--- Task ---
Leaving out the pictures, please retype each record exactly.

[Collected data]
※ ※ ※

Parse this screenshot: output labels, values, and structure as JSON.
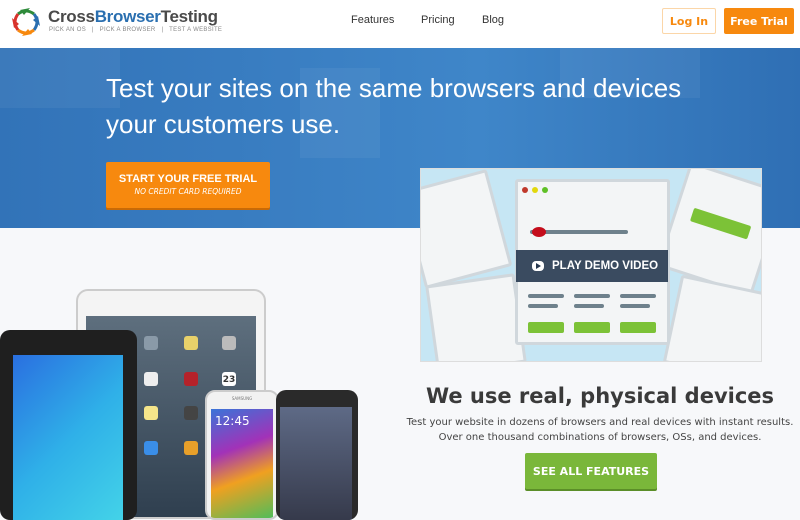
{
  "header": {
    "brand_part1": "Cross",
    "brand_part2": "Browser",
    "brand_part3": "Testing",
    "tagline": "PICK AN OS   |   PICK A BROWSER   |   TEST A WEBSITE",
    "nav": [
      {
        "label": "Features"
      },
      {
        "label": "Pricing"
      },
      {
        "label": "Blog"
      }
    ],
    "login_label": "Log In",
    "trial_label": "Free Trial"
  },
  "hero": {
    "headline_line1": "Test your sites on the same browsers and devices",
    "headline_line2": "your customers use.",
    "cta_label": "START YOUR FREE TRIAL",
    "cta_sub": "NO CREDIT CARD REQUIRED"
  },
  "video": {
    "play_label": "PLAY DEMO VIDEO"
  },
  "devices": {
    "phone_time": "12:45",
    "calendar_day": "23",
    "phone_brand": "SAMSUNG"
  },
  "features": {
    "title": "We use real, physical devices",
    "desc_line1": "Test your website in dozens of browsers and real devices with instant results.",
    "desc_line2": "Over one thousand combinations of browsers, OSs, and devices.",
    "button_label": "SEE ALL FEATURES"
  },
  "colors": {
    "orange": "#f7890e",
    "blue": "#3273b8",
    "green": "#7ab73a"
  }
}
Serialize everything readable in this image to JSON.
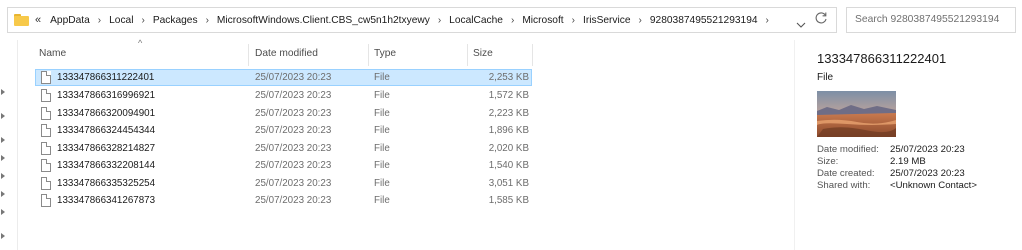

※ ※ ※

--- Solution for this exercise ---
Parse this screenshot: output labels, values, and structure as JSON.
{
  "header": {
    "brand_part1": "Cross",
    "brand_part2": "Browser",
    "brand_part3": "Testing",
    "tagline": "PICK AN OS   |   PICK A BROWSER   |   TEST A WEBSITE",
    "nav": [
      {
        "label": "Features"
      },
      {
        "label": "Pricing"
      },
      {
        "label": "Blog"
      }
    ],
    "login_label": "Log In",
    "trial_label": "Free Trial"
  },
  "hero": {
    "headline_line1": "Test your sites on the same browsers and devices",
    "headline_line2": "your customers use.",
    "cta_label": "START YOUR FREE TRIAL",
    "cta_sub": "NO CREDIT CARD REQUIRED"
  },
  "video": {
    "play_label": "PLAY DEMO VIDEO"
  },
  "devices": {
    "phone_time": "12:45",
    "calendar_day": "23",
    "phone_brand": "SAMSUNG"
  },
  "features": {
    "title": "We use real, physical devices",
    "desc_line1": "Test your website in dozens of browsers and real devices with instant results.",
    "desc_line2": "Over one thousand combinations of browsers, OSs, and devices.",
    "button_label": "SEE ALL FEATURES"
  },
  "colors": {
    "orange": "#f7890e",
    "blue": "#3273b8",
    "green": "#7ab73a"
  }
}
Serialize everything readable in this image to JSON.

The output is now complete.